- [WHAT YOU HAVE TO DO]: Repeat each line of the material below exactly as it appears, minus any pictures.

- [DATA IN THIS EXERCISE]:

— Begin —

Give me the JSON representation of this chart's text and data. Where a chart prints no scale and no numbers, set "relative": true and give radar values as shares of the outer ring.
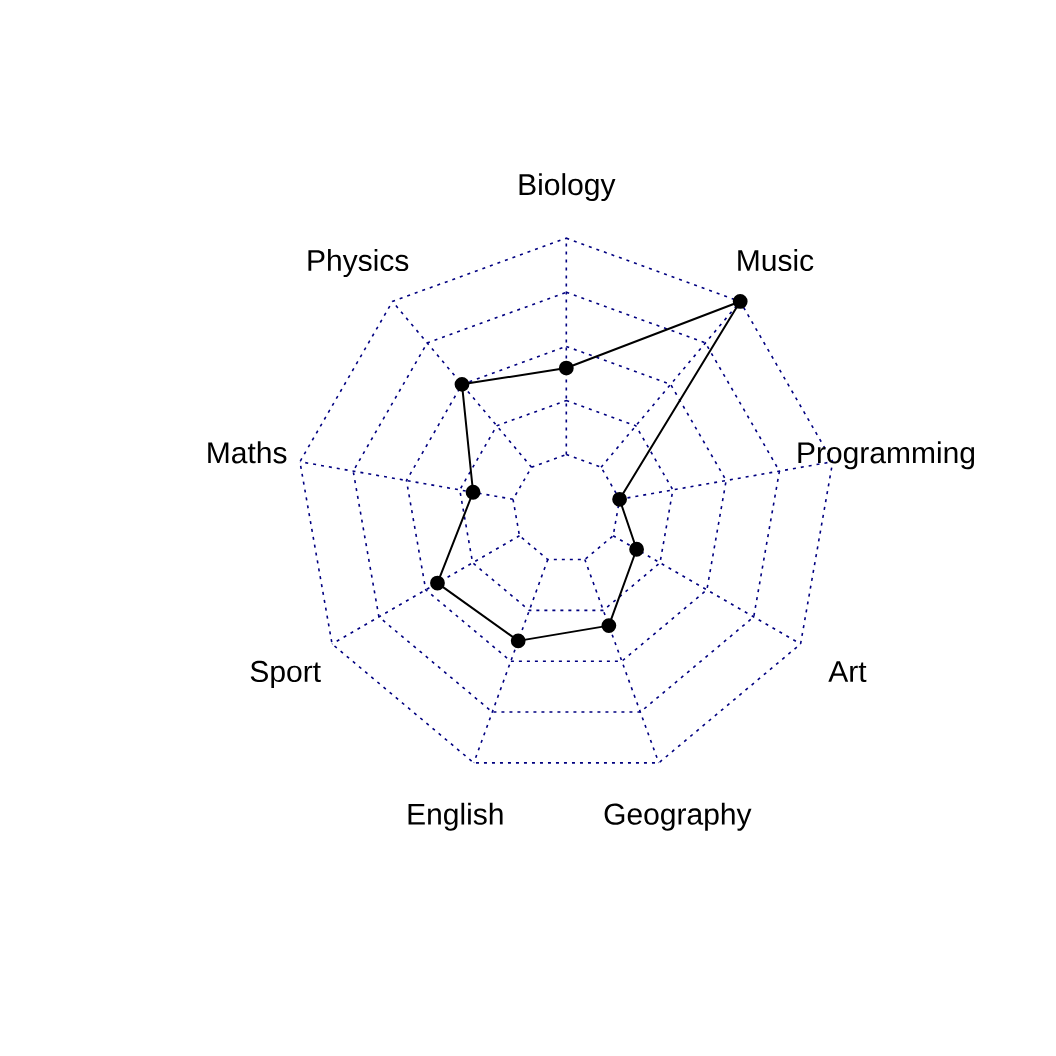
{
  "chart_data": {
    "type": "radar",
    "relative": true,
    "categories": [
      "Biology",
      "Music",
      "Programming",
      "Art",
      "Geography",
      "English",
      "Sport",
      "Maths",
      "Physics"
    ],
    "series": [
      {
        "color": "#000000",
        "values": [
          0.52,
          1.0,
          0.2,
          0.3,
          0.46,
          0.52,
          0.55,
          0.35,
          0.6
        ]
      }
    ],
    "grid": true,
    "marker": "circle",
    "line_style": "solid"
  }
}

— End —

- [RESPONSE FOR THIS EXERCISE]:
Give me the JSON representation of this chart's text and data. Where a chart prints no scale and no numbers, set "relative": true and give radar values as shares of the outer ring.
{
  "chart_data": {
    "type": "radar",
    "relative": true,
    "categories": [
      "Biology",
      "Music",
      "Programming",
      "Art",
      "Geography",
      "English",
      "Sport",
      "Maths",
      "Physics"
    ],
    "series": [
      {
        "color": "#000000",
        "values": [
          0.52,
          1.0,
          0.2,
          0.3,
          0.46,
          0.52,
          0.55,
          0.35,
          0.6
        ]
      }
    ],
    "grid": true,
    "marker": "circle",
    "line_style": "solid"
  }
}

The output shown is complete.